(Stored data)
____

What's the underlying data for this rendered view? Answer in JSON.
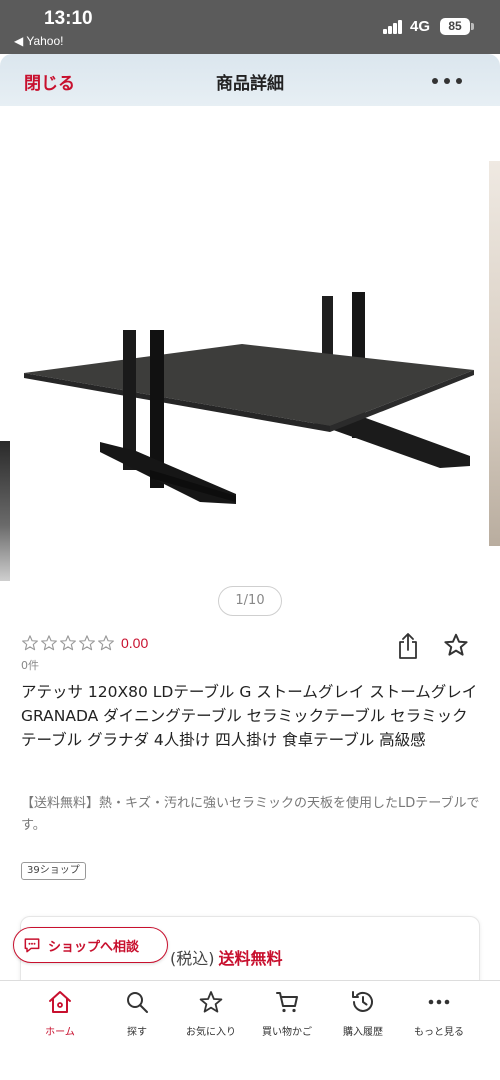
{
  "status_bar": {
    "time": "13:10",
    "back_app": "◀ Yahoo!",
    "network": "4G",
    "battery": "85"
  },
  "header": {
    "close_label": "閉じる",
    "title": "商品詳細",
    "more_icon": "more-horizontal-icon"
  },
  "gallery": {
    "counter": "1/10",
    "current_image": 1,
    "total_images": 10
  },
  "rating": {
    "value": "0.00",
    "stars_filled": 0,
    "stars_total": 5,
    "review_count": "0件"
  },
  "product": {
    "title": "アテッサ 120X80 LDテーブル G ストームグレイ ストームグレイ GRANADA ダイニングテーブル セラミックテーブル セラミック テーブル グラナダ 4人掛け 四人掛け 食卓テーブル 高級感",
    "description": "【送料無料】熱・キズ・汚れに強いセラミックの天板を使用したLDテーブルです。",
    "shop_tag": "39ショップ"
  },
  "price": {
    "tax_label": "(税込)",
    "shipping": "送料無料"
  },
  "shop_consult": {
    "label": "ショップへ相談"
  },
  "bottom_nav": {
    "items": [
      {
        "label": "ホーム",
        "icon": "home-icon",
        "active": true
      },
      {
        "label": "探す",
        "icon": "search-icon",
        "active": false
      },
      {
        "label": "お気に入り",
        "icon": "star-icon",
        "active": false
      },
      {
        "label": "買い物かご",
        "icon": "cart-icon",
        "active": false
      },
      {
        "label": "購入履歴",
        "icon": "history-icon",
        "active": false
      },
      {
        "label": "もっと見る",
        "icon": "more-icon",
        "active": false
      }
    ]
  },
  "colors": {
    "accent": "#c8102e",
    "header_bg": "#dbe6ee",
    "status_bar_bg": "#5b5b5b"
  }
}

____

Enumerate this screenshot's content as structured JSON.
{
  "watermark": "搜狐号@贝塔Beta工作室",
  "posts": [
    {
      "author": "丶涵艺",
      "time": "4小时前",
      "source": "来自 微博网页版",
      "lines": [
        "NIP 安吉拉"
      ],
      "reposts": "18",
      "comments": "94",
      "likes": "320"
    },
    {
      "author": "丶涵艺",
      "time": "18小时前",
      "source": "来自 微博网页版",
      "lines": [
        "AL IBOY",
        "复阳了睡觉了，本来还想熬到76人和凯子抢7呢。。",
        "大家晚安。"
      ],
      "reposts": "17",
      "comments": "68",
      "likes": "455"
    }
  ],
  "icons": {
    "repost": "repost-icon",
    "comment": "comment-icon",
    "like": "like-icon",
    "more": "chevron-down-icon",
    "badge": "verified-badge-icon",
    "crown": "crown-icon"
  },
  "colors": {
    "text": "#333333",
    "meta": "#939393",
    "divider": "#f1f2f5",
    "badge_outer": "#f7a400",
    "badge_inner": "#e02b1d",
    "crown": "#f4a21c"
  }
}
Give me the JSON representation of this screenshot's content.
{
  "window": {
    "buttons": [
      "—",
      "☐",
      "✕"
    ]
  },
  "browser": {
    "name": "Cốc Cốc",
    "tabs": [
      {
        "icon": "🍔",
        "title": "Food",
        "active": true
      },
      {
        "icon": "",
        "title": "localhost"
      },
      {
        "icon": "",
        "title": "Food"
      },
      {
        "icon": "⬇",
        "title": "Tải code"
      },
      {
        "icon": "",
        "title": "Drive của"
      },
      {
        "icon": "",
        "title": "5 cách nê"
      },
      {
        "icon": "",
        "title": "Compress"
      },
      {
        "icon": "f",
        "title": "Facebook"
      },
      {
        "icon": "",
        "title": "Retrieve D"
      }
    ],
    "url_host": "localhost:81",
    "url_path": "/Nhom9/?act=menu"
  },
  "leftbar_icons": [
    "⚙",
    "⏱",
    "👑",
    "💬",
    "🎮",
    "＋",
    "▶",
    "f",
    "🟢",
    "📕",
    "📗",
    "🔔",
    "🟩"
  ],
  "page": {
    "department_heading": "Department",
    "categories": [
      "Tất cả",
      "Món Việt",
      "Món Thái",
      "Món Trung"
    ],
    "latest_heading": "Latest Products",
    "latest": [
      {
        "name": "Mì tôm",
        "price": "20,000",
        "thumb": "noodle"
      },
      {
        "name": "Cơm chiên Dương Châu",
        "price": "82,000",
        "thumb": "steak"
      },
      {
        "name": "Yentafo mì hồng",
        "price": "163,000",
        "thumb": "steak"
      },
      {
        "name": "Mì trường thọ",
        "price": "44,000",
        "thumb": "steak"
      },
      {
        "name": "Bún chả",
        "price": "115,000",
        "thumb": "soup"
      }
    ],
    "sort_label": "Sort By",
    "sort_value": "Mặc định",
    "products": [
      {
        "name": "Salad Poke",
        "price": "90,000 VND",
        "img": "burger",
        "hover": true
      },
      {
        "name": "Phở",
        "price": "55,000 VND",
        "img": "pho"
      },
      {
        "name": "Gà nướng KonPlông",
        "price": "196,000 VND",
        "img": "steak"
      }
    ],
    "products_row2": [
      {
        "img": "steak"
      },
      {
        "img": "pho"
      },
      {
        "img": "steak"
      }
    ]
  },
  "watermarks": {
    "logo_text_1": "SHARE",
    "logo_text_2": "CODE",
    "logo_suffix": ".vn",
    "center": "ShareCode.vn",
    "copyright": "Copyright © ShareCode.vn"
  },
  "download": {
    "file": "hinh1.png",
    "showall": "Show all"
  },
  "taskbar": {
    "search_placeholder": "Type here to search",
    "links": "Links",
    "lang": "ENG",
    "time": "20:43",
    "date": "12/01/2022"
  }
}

____

• Exercise aim:
Using the listing above, show each line holding the string "title".

• Solution:
    "title": "商品詳細",
    "title": "アテッサ 120X80 LDテーブル G ストームグレイ ストームグレイ GRANADA ダイニングテーブル セラミックテーブル セラミック テーブル グラナダ 4人掛け 四人掛け 食卓テーブル 高級感",
        "title": "Food",
        "title": "localhost"
        "title": "Food"
        "title": "Tải code"
        "title": "Drive của"
        "title": "5 cách nê"
        "title": "Compress"
        "title": "Facebook"
        "title": "Retrieve D"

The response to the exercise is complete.